━━━━━ DATA ROWS

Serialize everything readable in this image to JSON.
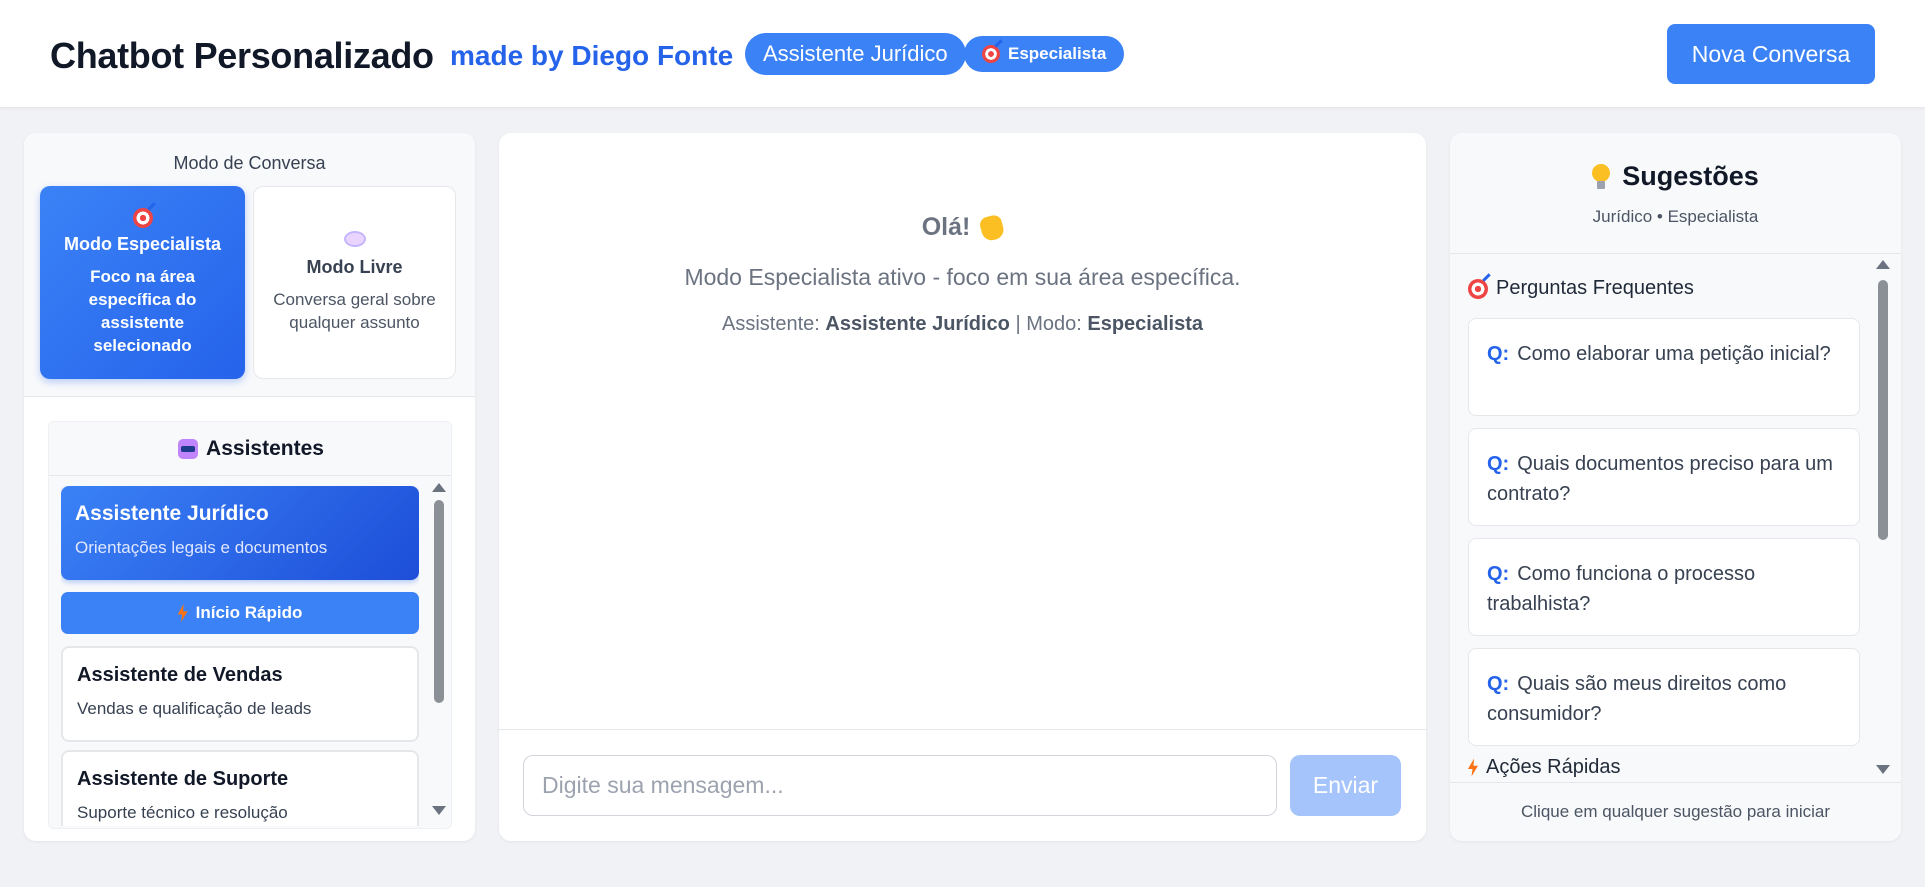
{
  "header": {
    "title": "Chatbot Personalizado",
    "credit": "made by Diego Fonte",
    "assistant_pill": "Assistente Jurídico",
    "mode_pill": "Especialista",
    "new_chat_button": "Nova Conversa"
  },
  "mode_section": {
    "heading": "Modo de Conversa",
    "specialist": {
      "icon": "target-icon",
      "title": "Modo Especialista",
      "description": "Foco na área específica do assistente selecionado"
    },
    "free": {
      "icon": "speech-bubble-icon",
      "title": "Modo Livre",
      "description": "Conversa geral sobre qualquer assunto"
    }
  },
  "assistants": {
    "heading": "Assistentes",
    "quick_start": "Início Rápido",
    "items": [
      {
        "name": "Assistente Jurídico",
        "description": "Orientações legais e documentos"
      },
      {
        "name": "Assistente de Vendas",
        "description": "Vendas e qualificação de leads"
      },
      {
        "name": "Assistente de Suporte",
        "description": "Suporte técnico e resolução"
      }
    ]
  },
  "chat": {
    "greeting": "Olá!",
    "mode_info": "Modo Especialista ativo - foco em sua área específica.",
    "assistant_label": "Assistente:",
    "assistant_value": "Assistente Jurídico",
    "separator": "|",
    "mode_label": "Modo:",
    "mode_value": "Especialista",
    "input_placeholder": "Digite sua mensagem...",
    "send_button": "Enviar"
  },
  "suggestions": {
    "title": "Sugestões",
    "subtitle": "Jurídico • Especialista",
    "faq_heading": "Perguntas Frequentes",
    "q_prefix": "Q:",
    "faq": [
      "Como elaborar uma petição inicial?",
      "Quais documentos preciso para um contrato?",
      "Como funciona o processo trabalhista?",
      "Quais são meus direitos como consumidor?"
    ],
    "quick_actions_heading": "Ações Rápidas",
    "footer": "Clique em qualquer sugestão para iniciar"
  },
  "colors": {
    "accent": "#3b82f6",
    "accent_dark": "#2563eb",
    "background": "#f1f2f5"
  }
}
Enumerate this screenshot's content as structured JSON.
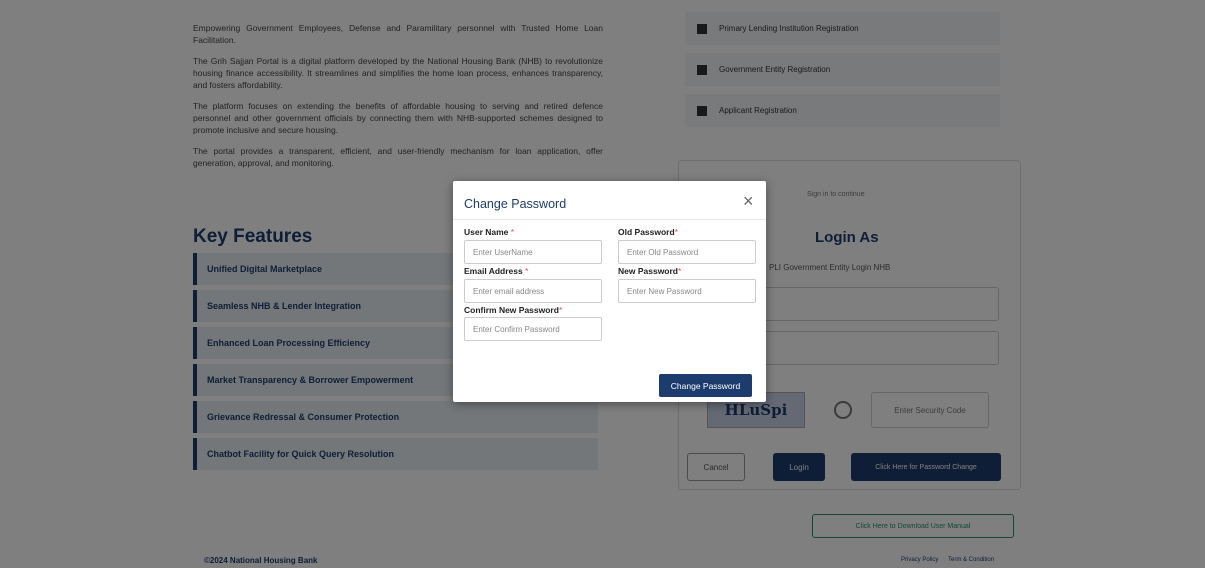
{
  "background": {
    "intro_paragraphs": [
      "Empowering Government Employees, Defense and Paramilitary personnel with Trusted Home Loan Facilitation.",
      "The Grih Sajjan Portal is a digital platform developed by the National Housing Bank (NHB) to revolutionize housing finance accessibility. It streamlines and simplifies the home loan process, enhances transparency, and fosters affordability.",
      "The platform focuses on extending the benefits of affordable housing to serving and retired defence personnel and other government officials by connecting them with NHB-supported schemes designed to promote inclusive and secure housing.",
      "The portal provides a transparent, efficient, and user-friendly mechanism for loan application, offer generation, approval, and monitoring."
    ],
    "key_features_title": "Key Features",
    "key_features": [
      "Unified Digital Marketplace",
      "Seamless NHB & Lender Integration",
      "Enhanced Loan Processing Efficiency",
      "Market Transparency & Borrower Empowerment",
      "Grievance Redressal & Consumer Protection",
      "Chatbot Facility for Quick Query Resolution"
    ],
    "registrations": [
      "Primary Lending Institution Registration",
      "Government Entity Registration",
      "Applicant Registration"
    ],
    "login": {
      "small_text": "Sign in to continue",
      "title": "Login As",
      "radio_text": "PLI   Government Entity Login   NHB",
      "captcha_text": "HLuSpi",
      "security_code_placeholder": "Enter Security Code",
      "cancel_label": "Cancel",
      "login_label": "Login",
      "forgot_label": "Click Here for Password Change"
    },
    "manual_label": "Click Here to Download User Manual",
    "footer_copyright": "©2024 National Housing Bank",
    "footer_privacy": "Privacy Policy",
    "footer_terms": "Term & Condition"
  },
  "modal": {
    "title": "Change Password",
    "close_glyph": "×",
    "username_label": "User Name",
    "username_placeholder": "Enter UserName",
    "old_password_label": "Old Password",
    "old_password_placeholder": "Enter Old Password",
    "email_label": "Email Address",
    "email_placeholder": "Enter email address",
    "new_password_label": "New Password",
    "new_password_placeholder": "Enter New Password",
    "confirm_password_label": "Confirm New Password",
    "confirm_password_placeholder": "Enter Confirm Password",
    "required_mark": "*",
    "submit_label": "Change Password"
  },
  "colors": {
    "primary": "#1d3c6e",
    "required": "#d9534f",
    "overlay": "rgba(0,0,0,0.5)"
  }
}
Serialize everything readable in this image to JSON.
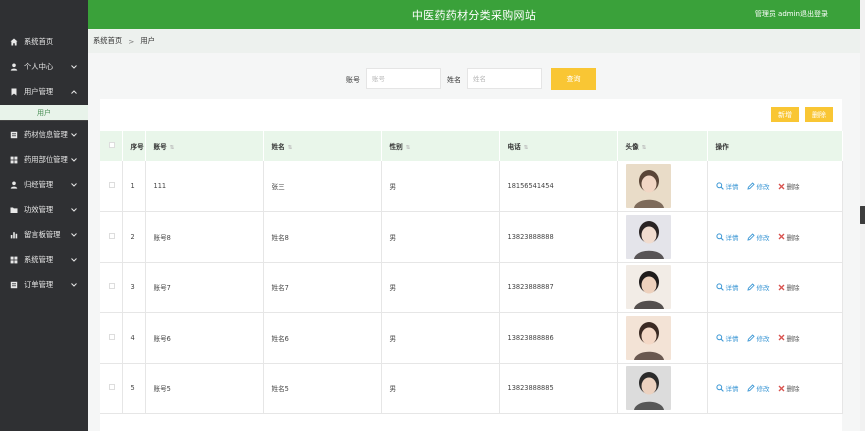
{
  "header": {
    "title": "中医药药材分类采购网站",
    "user_label": "管理员 admin",
    "logout_label": "退出登录"
  },
  "sidebar": {
    "items": [
      {
        "label": "系统首页",
        "icon": "home-icon",
        "expandable": false
      },
      {
        "label": "个人中心",
        "icon": "person-icon",
        "expandable": true
      },
      {
        "label": "用户管理",
        "icon": "bookmark-icon",
        "expandable": true,
        "expanded": true
      },
      {
        "label": "药材信息管理",
        "icon": "list-icon",
        "expandable": true
      },
      {
        "label": "药用部位管理",
        "icon": "grid-icon",
        "expandable": true
      },
      {
        "label": "归经管理",
        "icon": "person-icon",
        "expandable": true
      },
      {
        "label": "功效管理",
        "icon": "folder-icon",
        "expandable": true
      },
      {
        "label": "留言板管理",
        "icon": "chart-icon",
        "expandable": true
      },
      {
        "label": "系统管理",
        "icon": "grid-icon",
        "expandable": true
      },
      {
        "label": "订单管理",
        "icon": "list-icon",
        "expandable": true
      }
    ],
    "active_sub": "用户"
  },
  "breadcrumb": {
    "home": "系统首页",
    "separator": ">",
    "current": "用户"
  },
  "search": {
    "account_label": "账号",
    "account_placeholder": "账号",
    "name_label": "姓名",
    "name_placeholder": "姓名",
    "query_button": "查询"
  },
  "toolbar": {
    "add_label": "新增",
    "delete_label": "删除"
  },
  "table": {
    "columns": [
      "序号",
      "账号",
      "姓名",
      "性别",
      "电话",
      "头像",
      "操作"
    ],
    "rows": [
      {
        "index": "1",
        "account": "111",
        "name": "张三",
        "gender": "男",
        "phone": "18156541454"
      },
      {
        "index": "2",
        "account": "账号8",
        "name": "姓名8",
        "gender": "男",
        "phone": "13823888888"
      },
      {
        "index": "3",
        "account": "账号7",
        "name": "姓名7",
        "gender": "男",
        "phone": "13823888887"
      },
      {
        "index": "4",
        "account": "账号6",
        "name": "姓名6",
        "gender": "男",
        "phone": "13823888886"
      },
      {
        "index": "5",
        "account": "账号5",
        "name": "姓名5",
        "gender": "男",
        "phone": "13823888885"
      }
    ],
    "actions": {
      "view": "详情",
      "edit": "修改",
      "delete": "删除"
    }
  },
  "colors": {
    "header_green": "#3aa13a",
    "sidebar_bg": "#2f3033",
    "button_yellow": "#f9c634",
    "table_header_bg": "#e9f6ea"
  }
}
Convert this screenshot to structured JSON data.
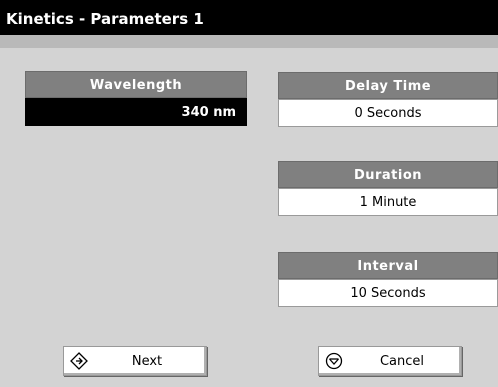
{
  "window": {
    "title": "Kinetics - Parameters 1"
  },
  "fields": {
    "wavelength": {
      "label": "Wavelength",
      "value": "340 nm"
    },
    "delay_time": {
      "label": "Delay Time",
      "value": "0 Seconds"
    },
    "duration": {
      "label": "Duration",
      "value": "1 Minute"
    },
    "interval": {
      "label": "Interval",
      "value": "10 Seconds"
    }
  },
  "buttons": {
    "next": {
      "label": "Next",
      "icon": "diamond-enter-icon"
    },
    "cancel": {
      "label": "Cancel",
      "icon": "circle-chevron-down-icon"
    }
  },
  "colors": {
    "background": "#d3d3d3",
    "header": "#808080",
    "title_bar": "#000000",
    "selected_value": "#000000"
  }
}
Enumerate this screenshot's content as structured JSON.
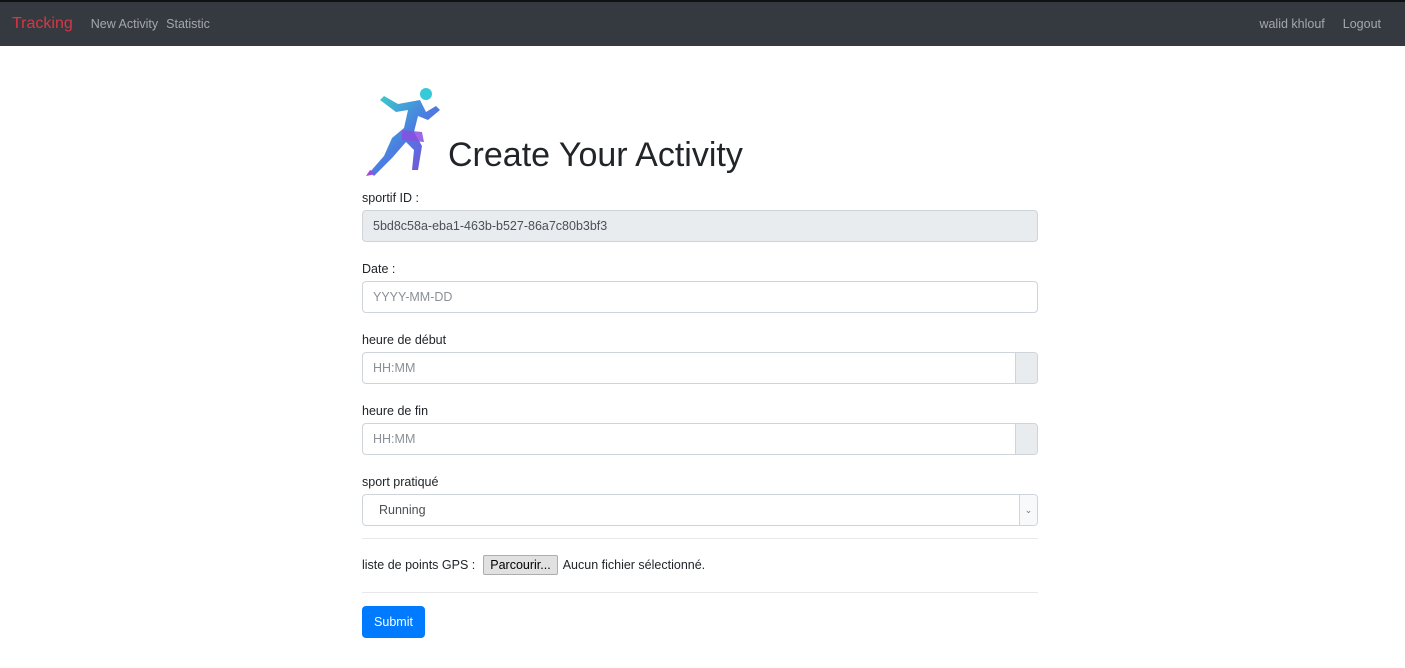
{
  "navbar": {
    "brand": "Tracking",
    "links": [
      "New Activity",
      "Statistic"
    ],
    "user": "walid khlouf",
    "logout": "Logout"
  },
  "page": {
    "title": "Create Your Activity",
    "logo": "runner-icon"
  },
  "form": {
    "sportif_id": {
      "label": "sportif ID :",
      "value": "5bd8c58a-eba1-463b-b527-86a7c80b3bf3"
    },
    "date": {
      "label": "Date :",
      "placeholder": "YYYY-MM-DD"
    },
    "start": {
      "label": "heure de début",
      "placeholder": "HH:MM"
    },
    "end": {
      "label": "heure de fin",
      "placeholder": "HH:MM"
    },
    "sport": {
      "label": "sport pratiqué",
      "selected": "Running"
    },
    "gps": {
      "label": "liste de points GPS :",
      "button": "Parcourir...",
      "status": "Aucun fichier sélectionné."
    },
    "submit": "Submit"
  },
  "colors": {
    "navbar_bg": "#343a40",
    "brand": "#dc3545",
    "primary": "#007bff"
  }
}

━━━━━━━━━━

_TASK TO CARRY OUT_.
From the entries, report each line that includes the word "Entity".

_ANSWER FOR THIS EXERCISE_.
      "Government Entity Registration",
      "radio_text": "PLI   Government Entity Login   NHB",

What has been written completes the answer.